**OBJECTIVE**
Write out every line below that includes the word "классная".

==*==

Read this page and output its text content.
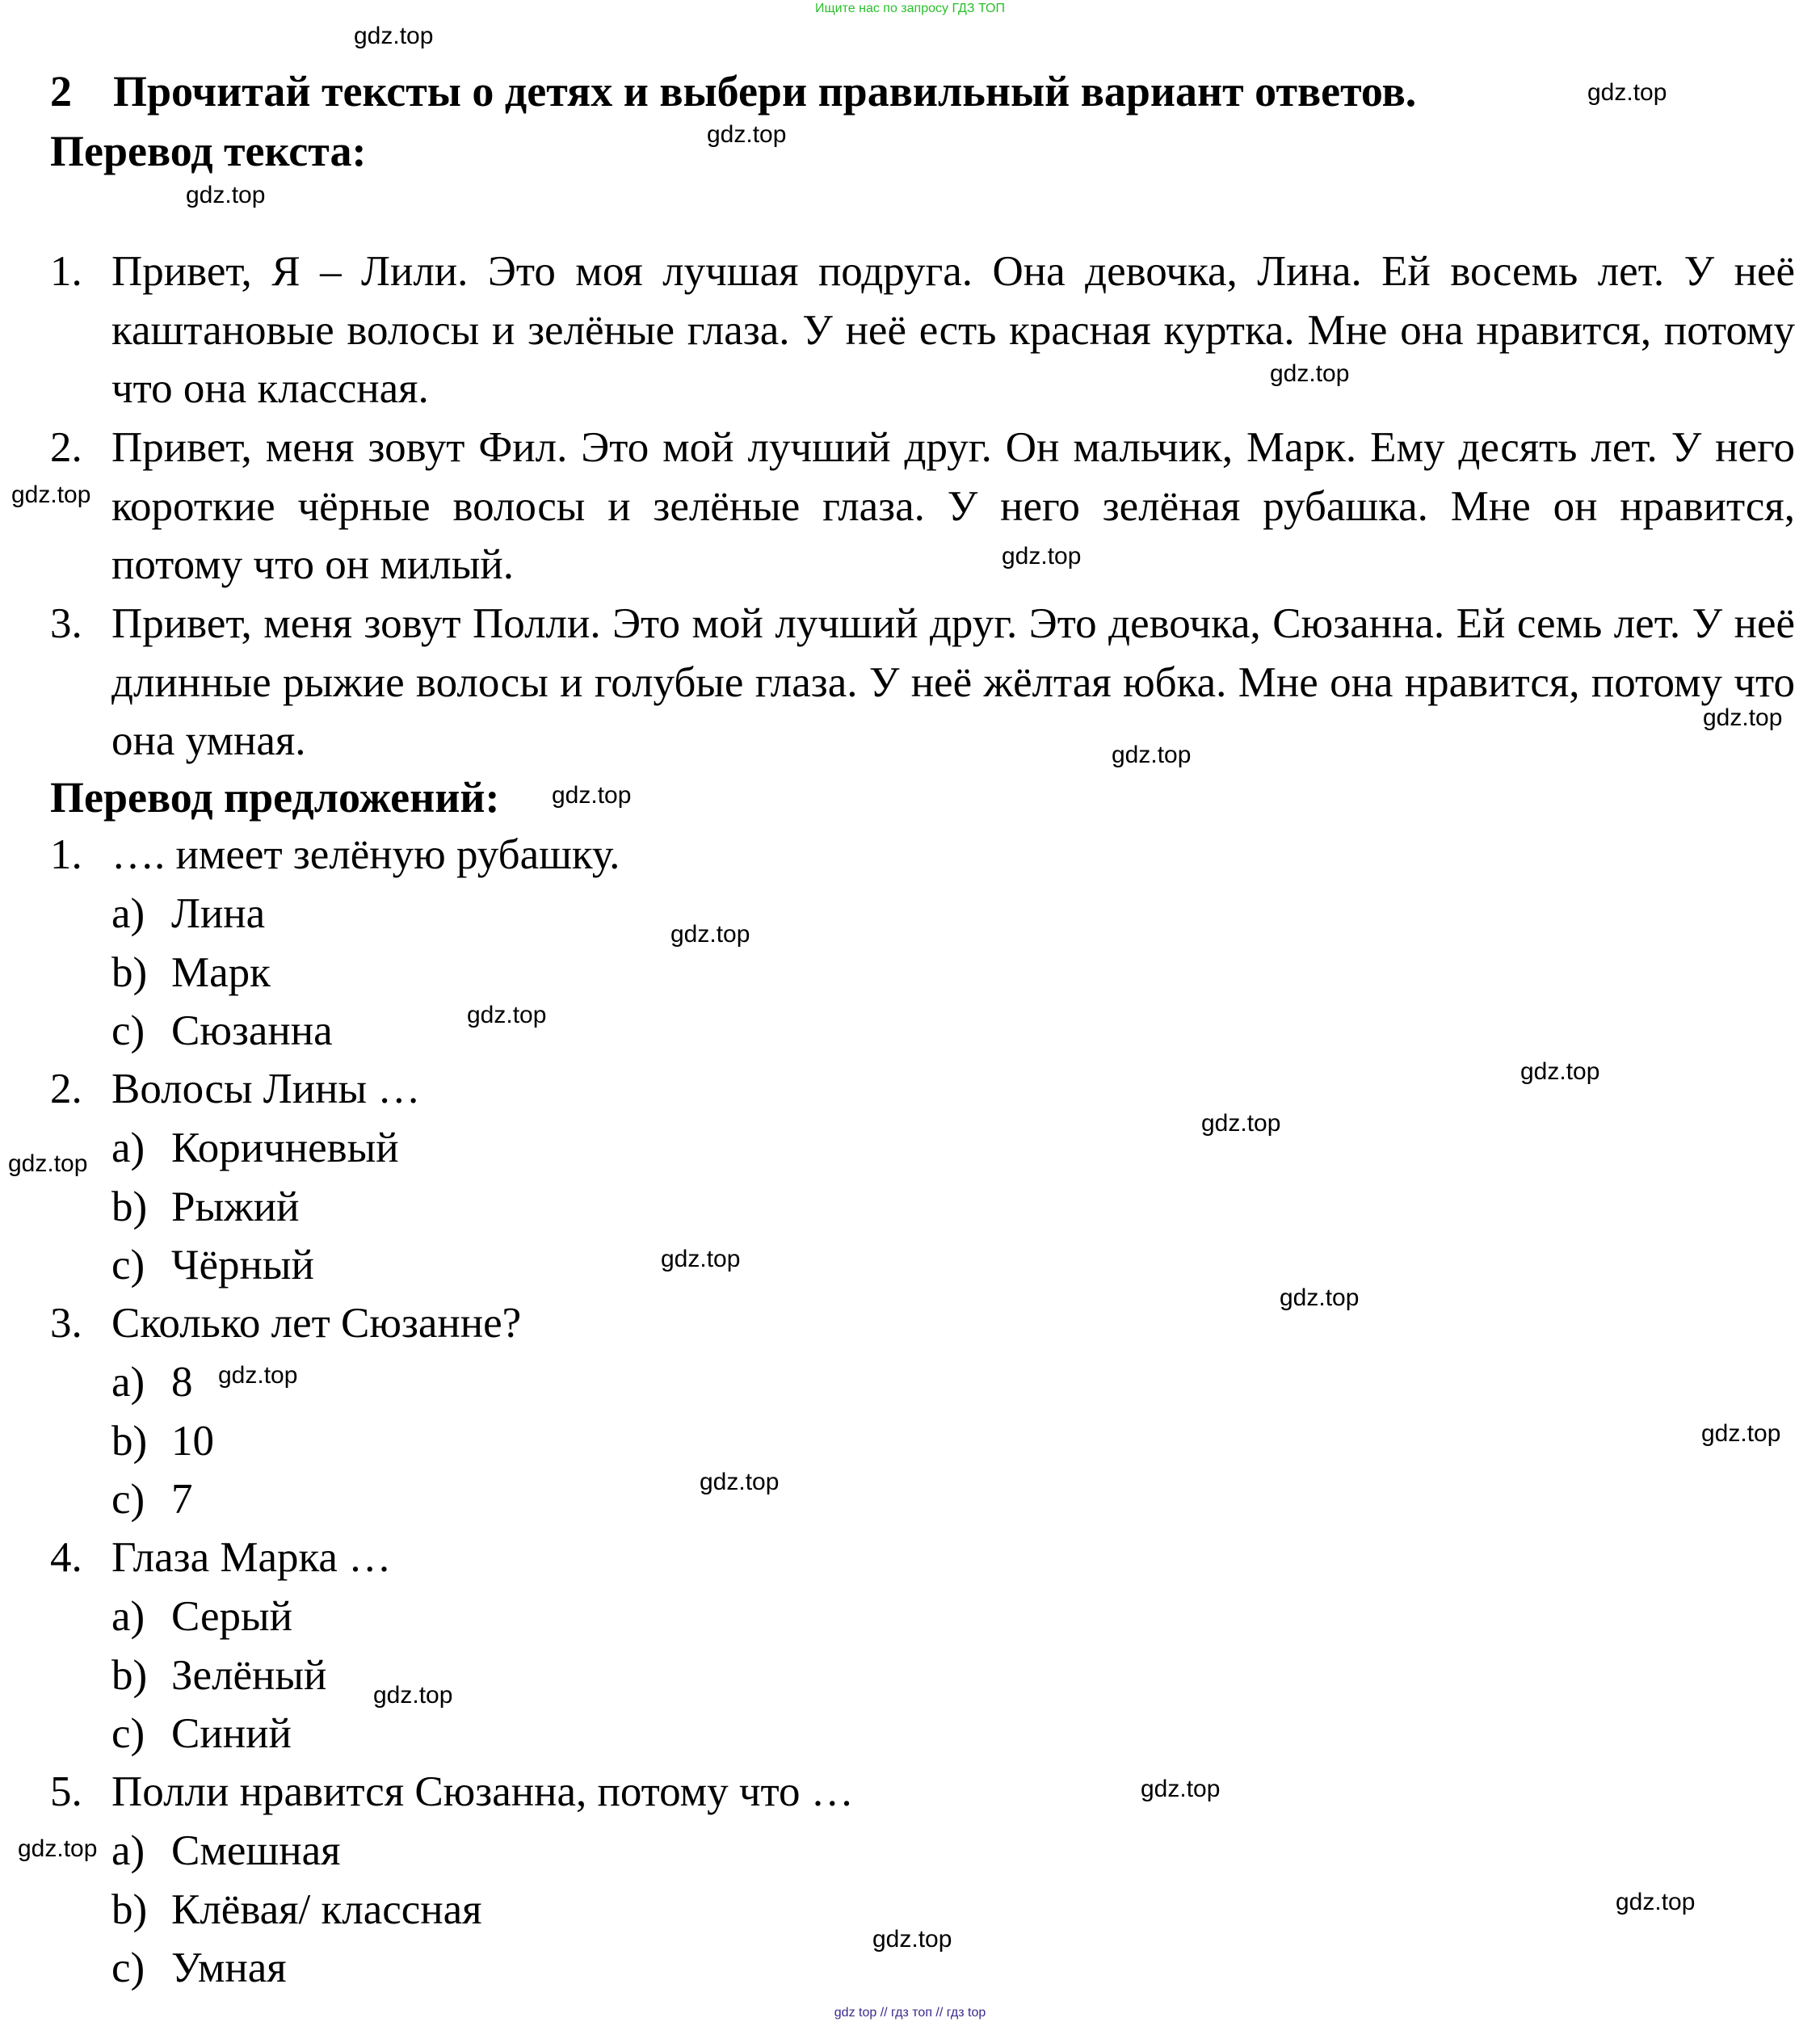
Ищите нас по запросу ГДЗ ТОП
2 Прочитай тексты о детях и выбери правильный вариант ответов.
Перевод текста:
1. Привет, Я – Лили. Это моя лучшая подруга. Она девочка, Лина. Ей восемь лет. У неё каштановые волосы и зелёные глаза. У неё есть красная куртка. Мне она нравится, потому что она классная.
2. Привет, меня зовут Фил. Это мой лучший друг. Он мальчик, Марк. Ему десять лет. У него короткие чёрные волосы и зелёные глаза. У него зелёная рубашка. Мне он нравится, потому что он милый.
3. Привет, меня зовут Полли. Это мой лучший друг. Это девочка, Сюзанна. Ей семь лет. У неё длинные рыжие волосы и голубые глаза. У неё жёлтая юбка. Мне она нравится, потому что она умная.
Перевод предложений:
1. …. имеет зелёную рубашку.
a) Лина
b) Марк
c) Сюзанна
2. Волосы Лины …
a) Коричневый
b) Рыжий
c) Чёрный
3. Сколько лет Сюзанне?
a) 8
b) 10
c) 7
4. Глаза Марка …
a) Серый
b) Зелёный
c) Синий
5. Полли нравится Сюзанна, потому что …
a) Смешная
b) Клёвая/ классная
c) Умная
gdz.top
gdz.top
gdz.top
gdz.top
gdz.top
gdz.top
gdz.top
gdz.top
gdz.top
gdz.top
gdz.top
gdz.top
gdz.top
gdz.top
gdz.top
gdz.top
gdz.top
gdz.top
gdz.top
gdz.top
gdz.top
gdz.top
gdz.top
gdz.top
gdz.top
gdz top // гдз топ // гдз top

==*==

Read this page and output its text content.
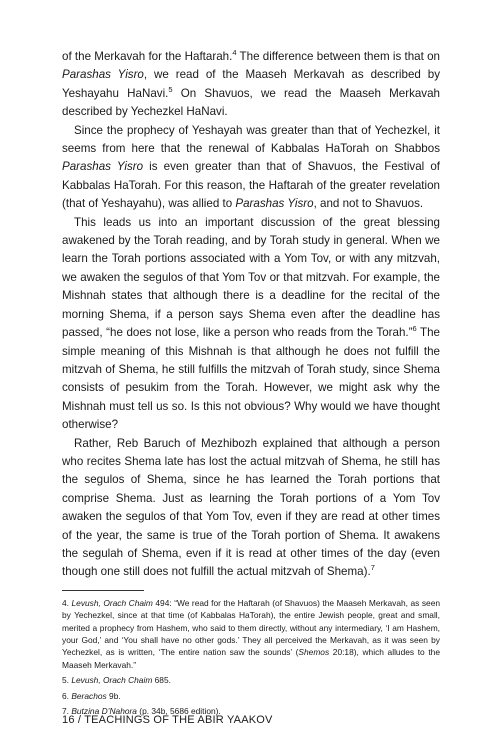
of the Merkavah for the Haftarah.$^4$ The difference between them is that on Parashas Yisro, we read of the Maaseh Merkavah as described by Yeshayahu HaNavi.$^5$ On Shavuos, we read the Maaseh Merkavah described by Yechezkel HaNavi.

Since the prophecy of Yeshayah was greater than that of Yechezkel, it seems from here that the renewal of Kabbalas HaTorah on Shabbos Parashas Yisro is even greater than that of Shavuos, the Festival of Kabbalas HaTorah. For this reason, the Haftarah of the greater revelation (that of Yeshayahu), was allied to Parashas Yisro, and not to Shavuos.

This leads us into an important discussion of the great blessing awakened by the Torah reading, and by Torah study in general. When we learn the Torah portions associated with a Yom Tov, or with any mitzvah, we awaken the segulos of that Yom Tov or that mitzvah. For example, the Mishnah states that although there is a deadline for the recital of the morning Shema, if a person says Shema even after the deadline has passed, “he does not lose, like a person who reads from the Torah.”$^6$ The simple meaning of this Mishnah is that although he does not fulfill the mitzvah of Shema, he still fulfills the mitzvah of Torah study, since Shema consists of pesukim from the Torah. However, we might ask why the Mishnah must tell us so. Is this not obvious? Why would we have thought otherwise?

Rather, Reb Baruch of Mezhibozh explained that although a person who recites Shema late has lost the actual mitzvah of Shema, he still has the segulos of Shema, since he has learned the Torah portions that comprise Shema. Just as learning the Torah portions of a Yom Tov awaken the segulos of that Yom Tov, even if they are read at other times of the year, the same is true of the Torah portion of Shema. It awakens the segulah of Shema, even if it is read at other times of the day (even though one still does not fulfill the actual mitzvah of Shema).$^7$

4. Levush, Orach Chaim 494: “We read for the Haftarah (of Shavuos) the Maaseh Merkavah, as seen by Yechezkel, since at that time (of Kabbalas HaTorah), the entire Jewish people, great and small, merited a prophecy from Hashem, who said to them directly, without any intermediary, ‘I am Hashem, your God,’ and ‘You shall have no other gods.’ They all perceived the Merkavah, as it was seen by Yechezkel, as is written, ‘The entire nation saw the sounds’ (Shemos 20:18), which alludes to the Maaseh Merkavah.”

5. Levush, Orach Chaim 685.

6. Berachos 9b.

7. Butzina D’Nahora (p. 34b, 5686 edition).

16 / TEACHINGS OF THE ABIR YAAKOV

==*==

**OUTPUT OF THE EXERCISE**
1. Привет, Я – Лили. Это моя лучшая подруга. Она девочка, Лина. Ей восемь лет. У неё каштановые волосы и зелёные глаза. У неё есть красная куртка. Мне она нравится, потому что она классная.
b) Клёвая/ классная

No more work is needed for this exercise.